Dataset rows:
★ ★ ★

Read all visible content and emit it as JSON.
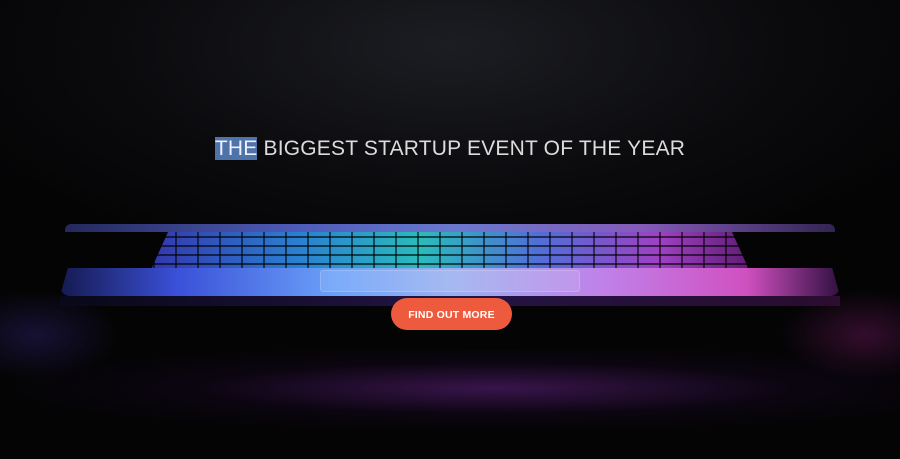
{
  "hero": {
    "headline_highlight": "THE",
    "headline_rest": " BIGGEST STARTUP EVENT OF THE YEAR",
    "cta_label": "FIND OUT MORE"
  },
  "colors": {
    "cta": "#ee5a3d",
    "selection": "#4e73a8",
    "background": "#050507"
  }
}
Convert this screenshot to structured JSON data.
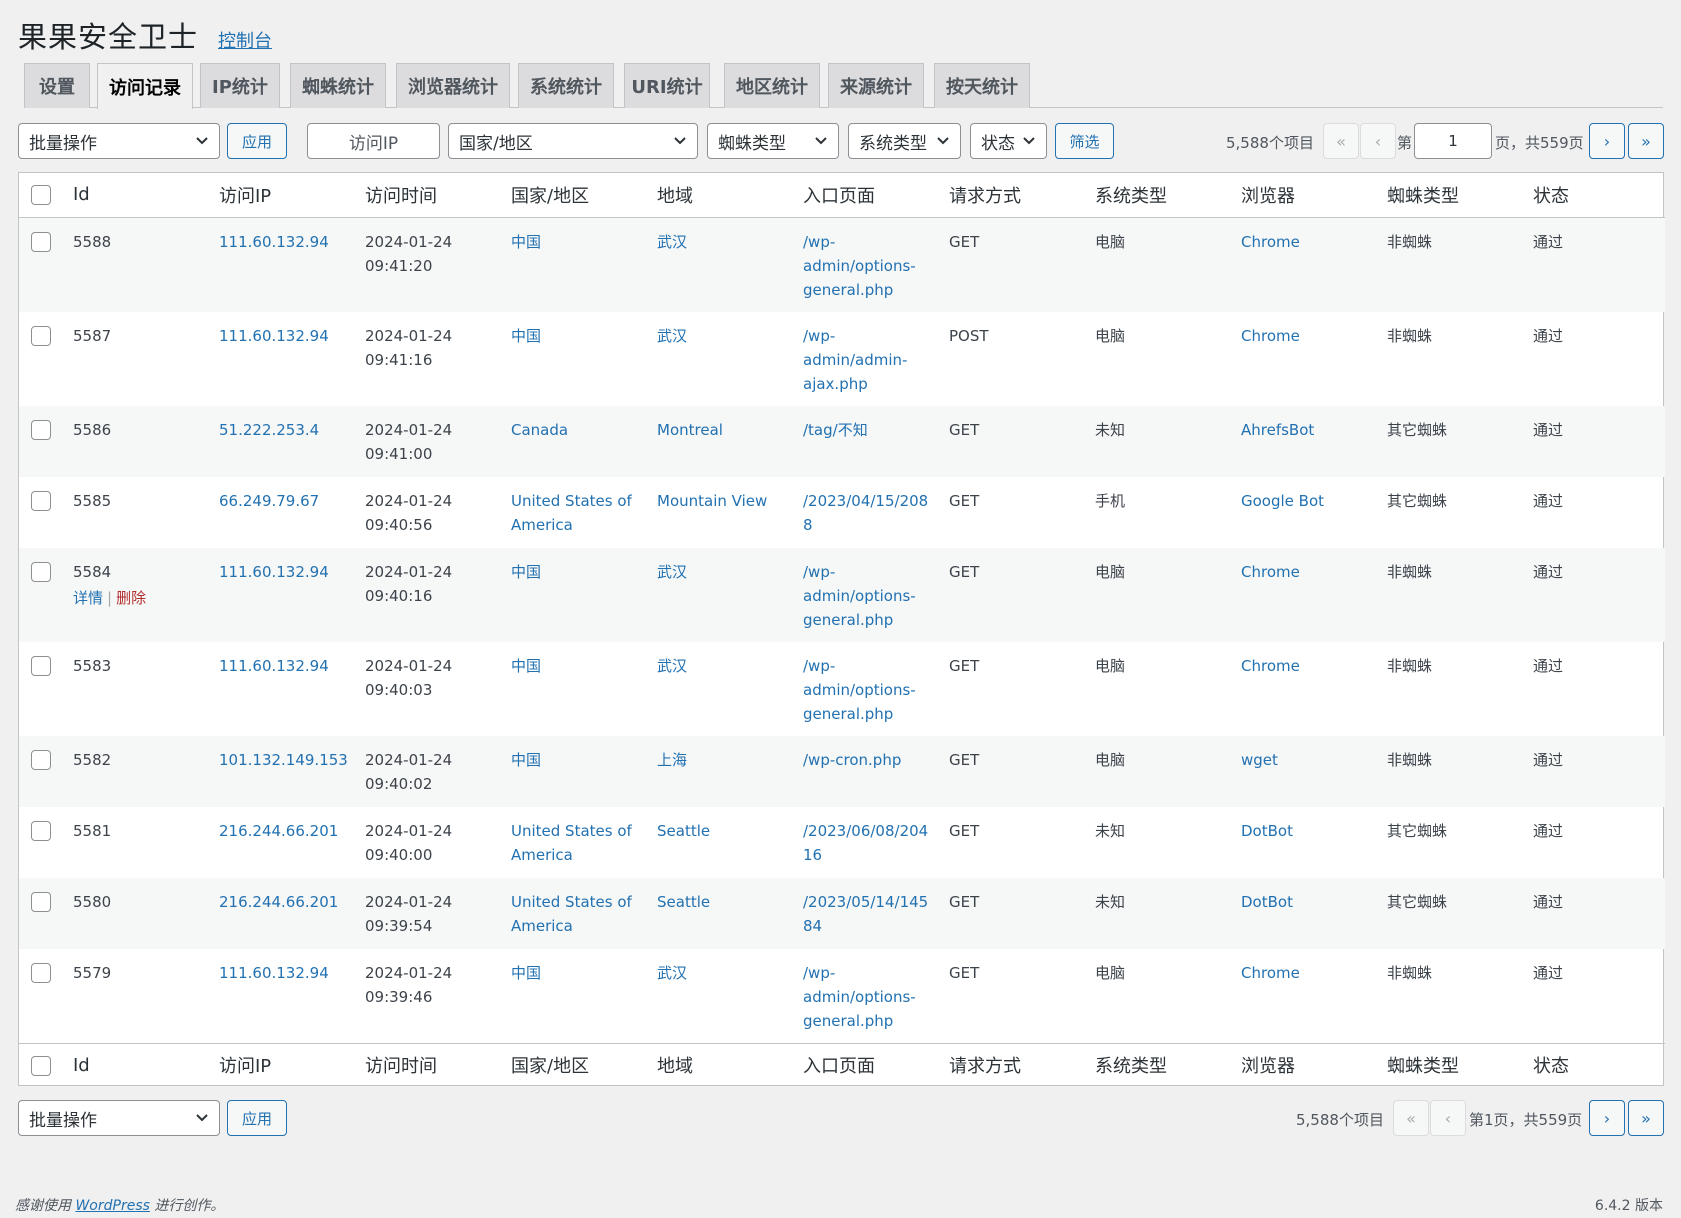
{
  "header": {
    "title": "果果安全卫士",
    "dashboard_link": "控制台"
  },
  "tabs": [
    {
      "label": "设置"
    },
    {
      "label": "访问记录"
    },
    {
      "label": "IP统计"
    },
    {
      "label": "蜘蛛统计"
    },
    {
      "label": "浏览器统计"
    },
    {
      "label": "系统统计"
    },
    {
      "label": "URI统计"
    },
    {
      "label": "地区统计"
    },
    {
      "label": "来源统计"
    },
    {
      "label": "按天统计"
    }
  ],
  "active_tab": "访问记录",
  "filters": {
    "bulk_action": "批量操作",
    "apply": "应用",
    "ip_placeholder": "访问IP",
    "country": "国家/地区",
    "spider_type": "蜘蛛类型",
    "system_type": "系统类型",
    "status": "状态",
    "filter_button": "筛选"
  },
  "pagination_top": {
    "items": "5,588个项目",
    "first": "«",
    "prev": "‹",
    "page_prefix": "第",
    "current_page": "1",
    "page_suffix": "页，共559页",
    "next": "›",
    "last": "»"
  },
  "table": {
    "columns": [
      "Id",
      "访问IP",
      "访问时间",
      "国家/地区",
      "地域",
      "入口页面",
      "请求方式",
      "系统类型",
      "浏览器",
      "蜘蛛类型",
      "状态"
    ],
    "rows": [
      {
        "id": "5588",
        "ip": "111.60.132.94",
        "time": "2024-01-24 09:41:20",
        "country": "中国",
        "region": "武汉",
        "page": "/wp-admin/options-general.php",
        "method": "GET",
        "system": "电脑",
        "browser": "Chrome",
        "spider": "非蜘蛛",
        "status": "通过"
      },
      {
        "id": "5587",
        "ip": "111.60.132.94",
        "time": "2024-01-24 09:41:16",
        "country": "中国",
        "region": "武汉",
        "page": "/wp-admin/admin-ajax.php",
        "method": "POST",
        "system": "电脑",
        "browser": "Chrome",
        "spider": "非蜘蛛",
        "status": "通过"
      },
      {
        "id": "5586",
        "ip": "51.222.253.4",
        "time": "2024-01-24 09:41:00",
        "country": "Canada",
        "region": "Montreal",
        "page": "/tag/不知",
        "method": "GET",
        "system": "未知",
        "browser": "AhrefsBot",
        "spider": "其它蜘蛛",
        "status": "通过"
      },
      {
        "id": "5585",
        "ip": "66.249.79.67",
        "time": "2024-01-24 09:40:56",
        "country": "United States of America",
        "region": "Mountain View",
        "page": "/2023/04/15/2088",
        "method": "GET",
        "system": "手机",
        "browser": "Google Bot",
        "spider": "其它蜘蛛",
        "status": "通过"
      },
      {
        "id": "5584",
        "ip": "111.60.132.94",
        "time": "2024-01-24 09:40:16",
        "country": "中国",
        "region": "武汉",
        "page": "/wp-admin/options-general.php",
        "method": "GET",
        "system": "电脑",
        "browser": "Chrome",
        "spider": "非蜘蛛",
        "status": "通过",
        "actions": {
          "details": "详情",
          "sep": "|",
          "delete": "删除"
        }
      },
      {
        "id": "5583",
        "ip": "111.60.132.94",
        "time": "2024-01-24 09:40:03",
        "country": "中国",
        "region": "武汉",
        "page": "/wp-admin/options-general.php",
        "method": "GET",
        "system": "电脑",
        "browser": "Chrome",
        "spider": "非蜘蛛",
        "status": "通过"
      },
      {
        "id": "5582",
        "ip": "101.132.149.153",
        "time": "2024-01-24 09:40:02",
        "country": "中国",
        "region": "上海",
        "page": "/wp-cron.php",
        "method": "GET",
        "system": "电脑",
        "browser": "wget",
        "spider": "非蜘蛛",
        "status": "通过"
      },
      {
        "id": "5581",
        "ip": "216.244.66.201",
        "time": "2024-01-24 09:40:00",
        "country": "United States of America",
        "region": "Seattle",
        "page": "/2023/06/08/20416",
        "method": "GET",
        "system": "未知",
        "browser": "DotBot",
        "spider": "其它蜘蛛",
        "status": "通过"
      },
      {
        "id": "5580",
        "ip": "216.244.66.201",
        "time": "2024-01-24 09:39:54",
        "country": "United States of America",
        "region": "Seattle",
        "page": "/2023/05/14/14584",
        "method": "GET",
        "system": "未知",
        "browser": "DotBot",
        "spider": "其它蜘蛛",
        "status": "通过"
      },
      {
        "id": "5579",
        "ip": "111.60.132.94",
        "time": "2024-01-24 09:39:46",
        "country": "中国",
        "region": "武汉",
        "page": "/wp-admin/options-general.php",
        "method": "GET",
        "system": "电脑",
        "browser": "Chrome",
        "spider": "非蜘蛛",
        "status": "通过"
      }
    ]
  },
  "bottom": {
    "bulk_action": "批量操作",
    "apply": "应用",
    "items": "5,588个项目",
    "first": "«",
    "prev": "‹",
    "page_info": "第1页，共559页",
    "next": "›",
    "last": "»"
  },
  "footer": {
    "thanks_prefix": "感谢使用",
    "wordpress": "WordPress",
    "thanks_suffix": "进行创作。",
    "version": "6.4.2 版本"
  }
}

★ ★ ★

Task directions: Reproduce each entry precisely. Leave the pictures out.

Response below:
Read all visible content and emit it as JSON.
{
  "hero": {
    "headline_highlight": "THE",
    "headline_rest": " BIGGEST STARTUP EVENT OF THE YEAR",
    "cta_label": "FIND OUT MORE"
  },
  "colors": {
    "cta": "#ee5a3d",
    "selection": "#4e73a8",
    "background": "#050507"
  }
}
Convert this screenshot to structured JSON data.
{
  "header": {
    "title": "果果安全卫士",
    "dashboard_link": "控制台"
  },
  "tabs": [
    {
      "label": "设置"
    },
    {
      "label": "访问记录"
    },
    {
      "label": "IP统计"
    },
    {
      "label": "蜘蛛统计"
    },
    {
      "label": "浏览器统计"
    },
    {
      "label": "系统统计"
    },
    {
      "label": "URI统计"
    },
    {
      "label": "地区统计"
    },
    {
      "label": "来源统计"
    },
    {
      "label": "按天统计"
    }
  ],
  "active_tab": "访问记录",
  "filters": {
    "bulk_action": "批量操作",
    "apply": "应用",
    "ip_placeholder": "访问IP",
    "country": "国家/地区",
    "spider_type": "蜘蛛类型",
    "system_type": "系统类型",
    "status": "状态",
    "filter_button": "筛选"
  },
  "pagination_top": {
    "items": "5,588个项目",
    "first": "«",
    "prev": "‹",
    "page_prefix": "第",
    "current_page": "1",
    "page_suffix": "页，共559页",
    "next": "›",
    "last": "»"
  },
  "table": {
    "columns": [
      "Id",
      "访问IP",
      "访问时间",
      "国家/地区",
      "地域",
      "入口页面",
      "请求方式",
      "系统类型",
      "浏览器",
      "蜘蛛类型",
      "状态"
    ],
    "rows": [
      {
        "id": "5588",
        "ip": "111.60.132.94",
        "time": "2024-01-24 09:41:20",
        "country": "中国",
        "region": "武汉",
        "page": "/wp-admin/options-general.php",
        "method": "GET",
        "system": "电脑",
        "browser": "Chrome",
        "spider": "非蜘蛛",
        "status": "通过"
      },
      {
        "id": "5587",
        "ip": "111.60.132.94",
        "time": "2024-01-24 09:41:16",
        "country": "中国",
        "region": "武汉",
        "page": "/wp-admin/admin-ajax.php",
        "method": "POST",
        "system": "电脑",
        "browser": "Chrome",
        "spider": "非蜘蛛",
        "status": "通过"
      },
      {
        "id": "5586",
        "ip": "51.222.253.4",
        "time": "2024-01-24 09:41:00",
        "country": "Canada",
        "region": "Montreal",
        "page": "/tag/不知",
        "method": "GET",
        "system": "未知",
        "browser": "AhrefsBot",
        "spider": "其它蜘蛛",
        "status": "通过"
      },
      {
        "id": "5585",
        "ip": "66.249.79.67",
        "time": "2024-01-24 09:40:56",
        "country": "United States of America",
        "region": "Mountain View",
        "page": "/2023/04/15/2088",
        "method": "GET",
        "system": "手机",
        "browser": "Google Bot",
        "spider": "其它蜘蛛",
        "status": "通过"
      },
      {
        "id": "5584",
        "ip": "111.60.132.94",
        "time": "2024-01-24 09:40:16",
        "country": "中国",
        "region": "武汉",
        "page": "/wp-admin/options-general.php",
        "method": "GET",
        "system": "电脑",
        "browser": "Chrome",
        "spider": "非蜘蛛",
        "status": "通过",
        "actions": {
          "details": "详情",
          "sep": "|",
          "delete": "删除"
        }
      },
      {
        "id": "5583",
        "ip": "111.60.132.94",
        "time": "2024-01-24 09:40:03",
        "country": "中国",
        "region": "武汉",
        "page": "/wp-admin/options-general.php",
        "method": "GET",
        "system": "电脑",
        "browser": "Chrome",
        "spider": "非蜘蛛",
        "status": "通过"
      },
      {
        "id": "5582",
        "ip": "101.132.149.153",
        "time": "2024-01-24 09:40:02",
        "country": "中国",
        "region": "上海",
        "page": "/wp-cron.php",
        "method": "GET",
        "system": "电脑",
        "browser": "wget",
        "spider": "非蜘蛛",
        "status": "通过"
      },
      {
        "id": "5581",
        "ip": "216.244.66.201",
        "time": "2024-01-24 09:40:00",
        "country": "United States of America",
        "region": "Seattle",
        "page": "/2023/06/08/20416",
        "method": "GET",
        "system": "未知",
        "browser": "DotBot",
        "spider": "其它蜘蛛",
        "status": "通过"
      },
      {
        "id": "5580",
        "ip": "216.244.66.201",
        "time": "2024-01-24 09:39:54",
        "country": "United States of America",
        "region": "Seattle",
        "page": "/2023/05/14/14584",
        "method": "GET",
        "system": "未知",
        "browser": "DotBot",
        "spider": "其它蜘蛛",
        "status": "通过"
      },
      {
        "id": "5579",
        "ip": "111.60.132.94",
        "time": "2024-01-24 09:39:46",
        "country": "中国",
        "region": "武汉",
        "page": "/wp-admin/options-general.php",
        "method": "GET",
        "system": "电脑",
        "browser": "Chrome",
        "spider": "非蜘蛛",
        "status": "通过"
      }
    ]
  },
  "bottom": {
    "bulk_action": "批量操作",
    "apply": "应用",
    "items": "5,588个项目",
    "first": "«",
    "prev": "‹",
    "page_info": "第1页，共559页",
    "next": "›",
    "last": "»"
  },
  "footer": {
    "thanks_prefix": "感谢使用",
    "wordpress": "WordPress",
    "thanks_suffix": "进行创作。",
    "version": "6.4.2 版本"
  }
}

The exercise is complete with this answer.